-- Set exercise --
Omit all pictures. Copy exactly the lines from the line containing "What does this" to the end of the listing, with both ends included.

------------------------------------------------

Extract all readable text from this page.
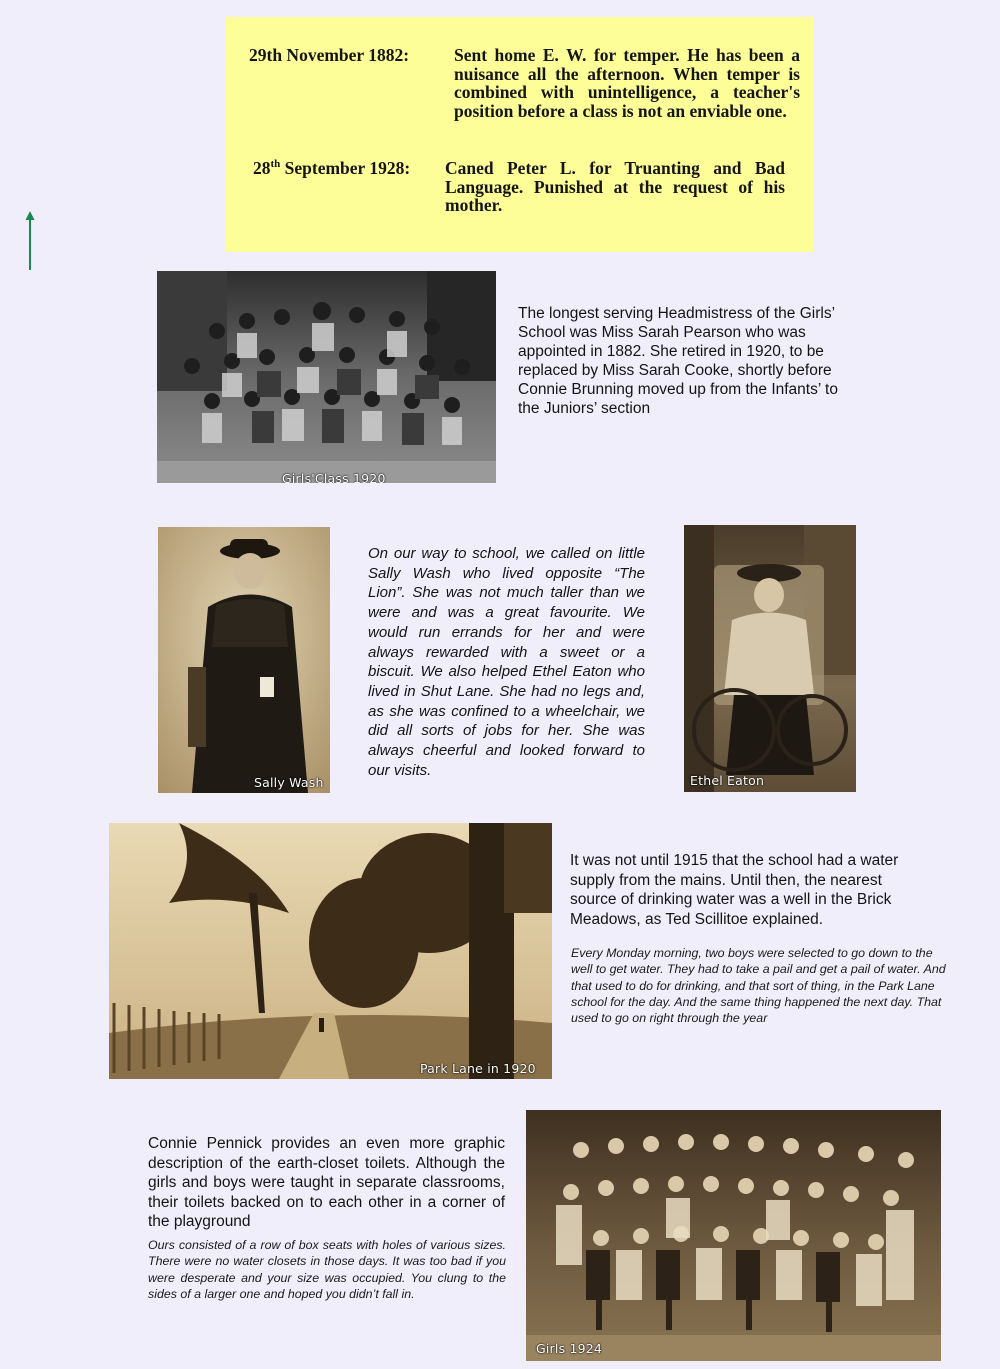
29th November 1882:	Sent home E. W. for temper. He has been a nuisance all the afternoon. When temper is combined with unintelligence, a teacher's position before a class is not an enviable one.
28th September 1928: Caned Peter L. for Truanting and Bad Language. Punished at the request of his mother.
Girls'Class 1920
The longest serving Headmistress of the Girls’ School was Miss Sarah Pearson who was appointed in 1882. She retired in 1920, to be replaced by Miss Sarah Cooke, shortly before Connie Brunning moved up from the Infants’ to the Juniors’ section
Sally Wash
On our way to school, we called on little Sally Wash who lived opposite “The Lion”. She was not much taller than we were and was a great favourite. We would run errands for her and were always rewarded with a sweet or a biscuit. We also helped Ethel Eaton who lived in Shut Lane. She had no legs and, as she was confined to a wheelchair, we did all sorts of jobs for her. She was always cheerful and looked forward to our visits.
Ethel Eaton
Park Lane in 1920
It was not until 1915 that the school had a water supply from the mains. Until then, the nearest source of drinking water was a well in the Brick Meadows, as Ted Scillitoe explained.
Every Monday morning, two boys were selected to go down to the well to get water. They had to take a pail and get a pail of water. And that used to do for drinking, and that sort of thing, in the Park Lane school for the day. And the same thing happened the next day. That used to go on right through the year
Connie Pennick provides an even more graphic description of the earth-closet toilets. Although the girls and boys were taught in separate classrooms, their toilets backed on to each other in a corner of the playground
Ours consisted of a row of box seats with holes of various sizes. There were no water closets in those days. It was too bad if you were desperate and your size was occupied. You clung to the sides of a larger one and hoped you didn’t fall in.
Girls 1924
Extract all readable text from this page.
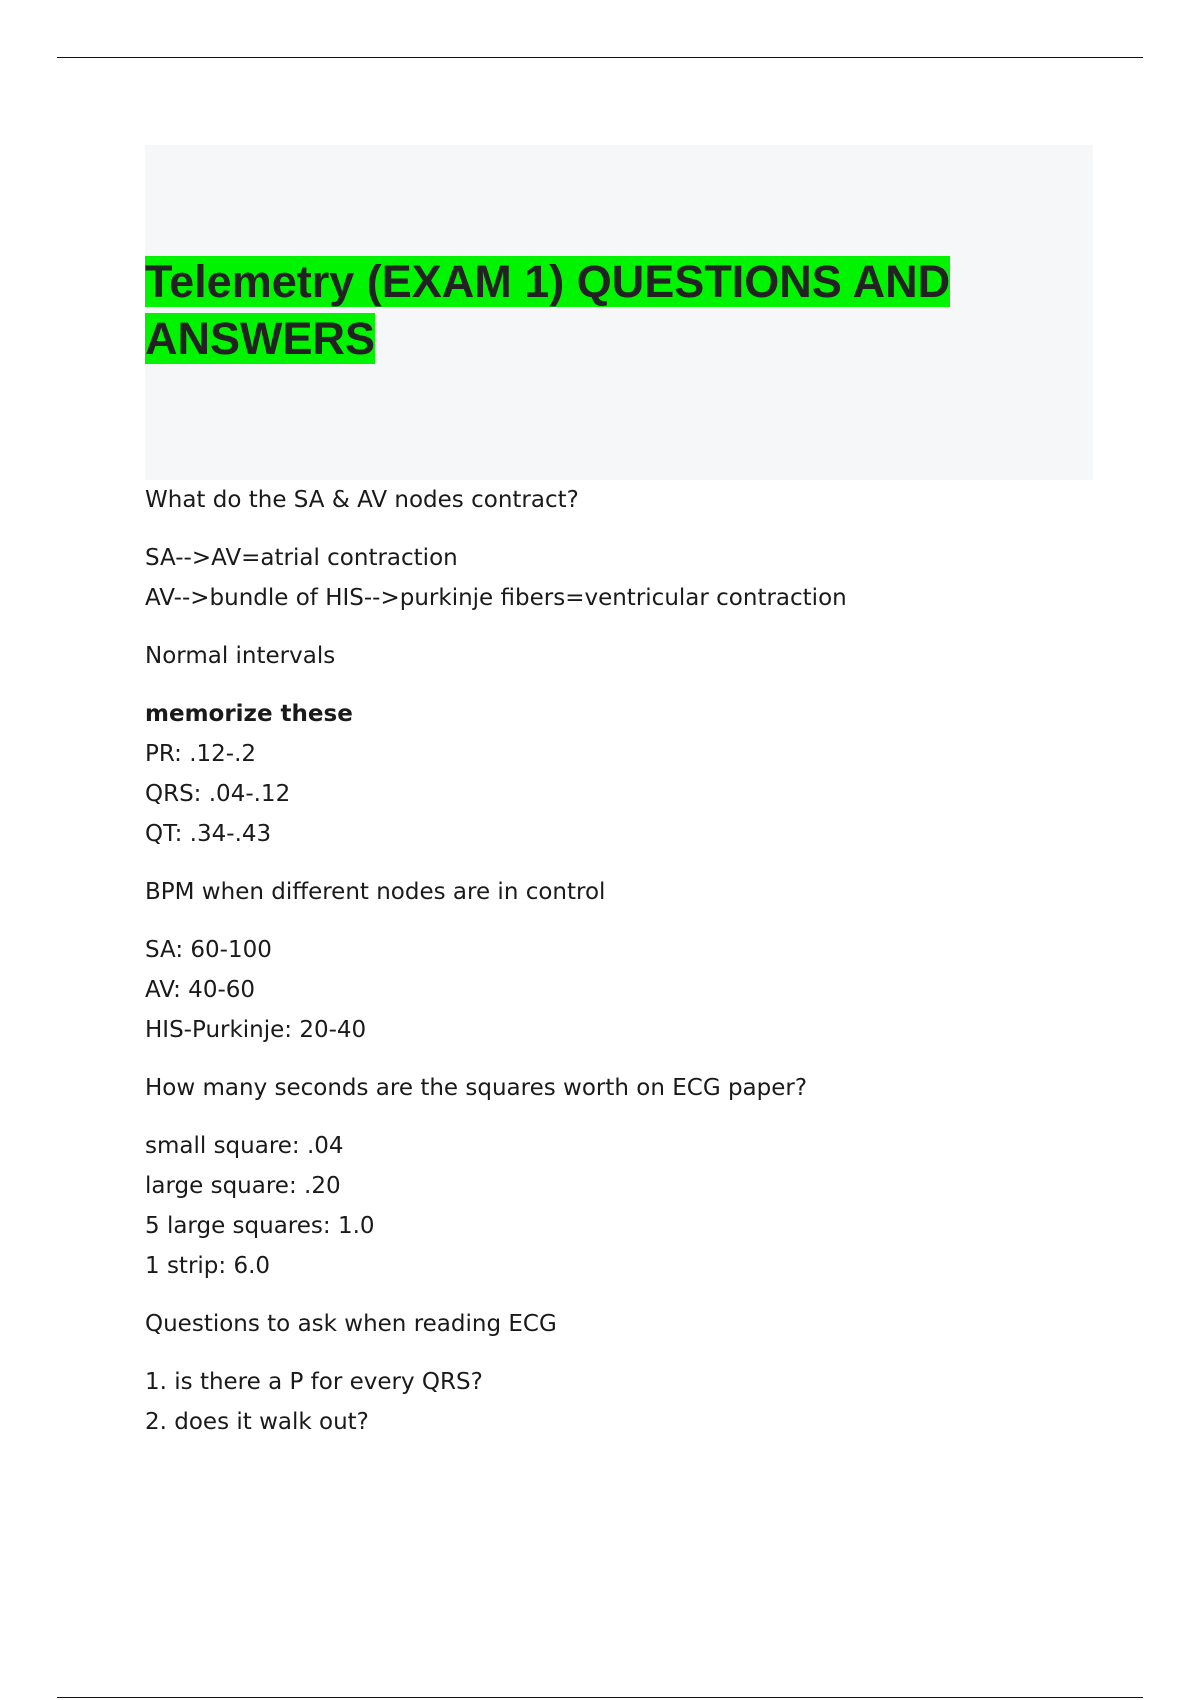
Telemetry (EXAM 1) QUESTIONS AND ANSWERS

What do the SA & AV nodes contract?

SA-->AV=atrial contraction
AV-->bundle of HIS-->purkinje fibers=ventricular contraction

Normal intervals

memorize these
PR: .12-.2
QRS: .04-.12
QT: .34-.43

BPM when different nodes are in control

SA: 60-100
AV: 40-60
HIS-Purkinje: 20-40

How many seconds are the squares worth on ECG paper?

small square: .04
large square: .20
5 large squares: 1.0
1 strip: 6.0

Questions to ask when reading ECG

1. is there a P for every QRS?
2. does it walk out?
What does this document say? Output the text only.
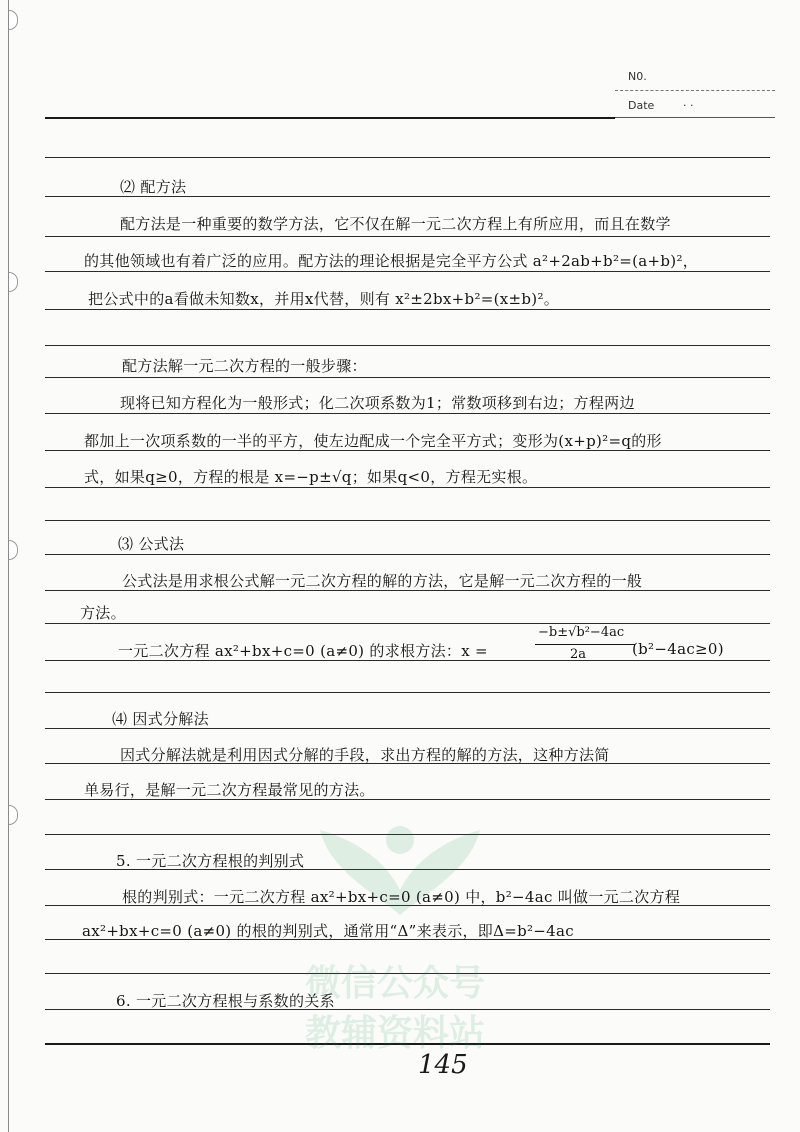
N0.
Date	· ·
微信公众号
教辅资料站
⑵ 配方法
配方法是一种重要的数学方法，它不仅在解一元二次方程上有所应用，而且在数学
的其他领域也有着广泛的应用。配方法的理论根据是完全平方公式 a²+2ab+b²=(a+b)²，
把公式中的a看做未知数x，并用x代替，则有 x²±2bx+b²=(x±b)²。
配方法解一元二次方程的一般步骤：
现将已知方程化为一般形式；化二次项系数为1；常数项移到右边；方程两边
都加上一次项系数的一半的平方，使左边配成一个完全平方式；变形为(x+p)²=q的形
式，如果q≥0，方程的根是 x=−p±√q；如果q<0，方程无实根。
⑶ 公式法
公式法是用求根公式解一元二次方程的解的方法，它是解一元二次方程的一般
方法。
一元二次方程 ax²+bx+c=0 (a≠0) 的求根方法：x =
−b±√b²−4ac
2a	(b²−4ac≥0)
⑷ 因式分解法
因式分解法就是利用因式分解的手段，求出方程的解的方法，这种方法简
单易行，是解一元二次方程最常见的方法。
5. 一元二次方程根的判别式
根的判别式：一元二次方程 ax²+bx+c=0 (a≠0) 中，b²−4ac 叫做一元二次方程
ax²+bx+c=0 (a≠0) 的根的判别式，通常用“Δ”来表示，即Δ=b²−4ac
6. 一元二次方程根与系数的关系
145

------------------------------------------------

-- Problem solution --
What does this document say? Output the text only.
N0.
Date	· ·
微信公众号
教辅资料站
⑵ 配方法
配方法是一种重要的数学方法，它不仅在解一元二次方程上有所应用，而且在数学
的其他领域也有着广泛的应用。配方法的理论根据是完全平方公式 a²+2ab+b²=(a+b)²，
把公式中的a看做未知数x，并用x代替，则有 x²±2bx+b²=(x±b)²。
配方法解一元二次方程的一般步骤：
现将已知方程化为一般形式；化二次项系数为1；常数项移到右边；方程两边
都加上一次项系数的一半的平方，使左边配成一个完全平方式；变形为(x+p)²=q的形
式，如果q≥0，方程的根是 x=−p±√q；如果q<0，方程无实根。
⑶ 公式法
公式法是用求根公式解一元二次方程的解的方法，它是解一元二次方程的一般
方法。
一元二次方程 ax²+bx+c=0 (a≠0) 的求根方法：x =
−b±√b²−4ac
2a	(b²−4ac≥0)
⑷ 因式分解法
因式分解法就是利用因式分解的手段，求出方程的解的方法，这种方法简
单易行，是解一元二次方程最常见的方法。
5. 一元二次方程根的判别式
根的判别式：一元二次方程 ax²+bx+c=0 (a≠0) 中，b²−4ac 叫做一元二次方程
ax²+bx+c=0 (a≠0) 的根的判别式，通常用“Δ”来表示，即Δ=b²−4ac
6. 一元二次方程根与系数的关系
145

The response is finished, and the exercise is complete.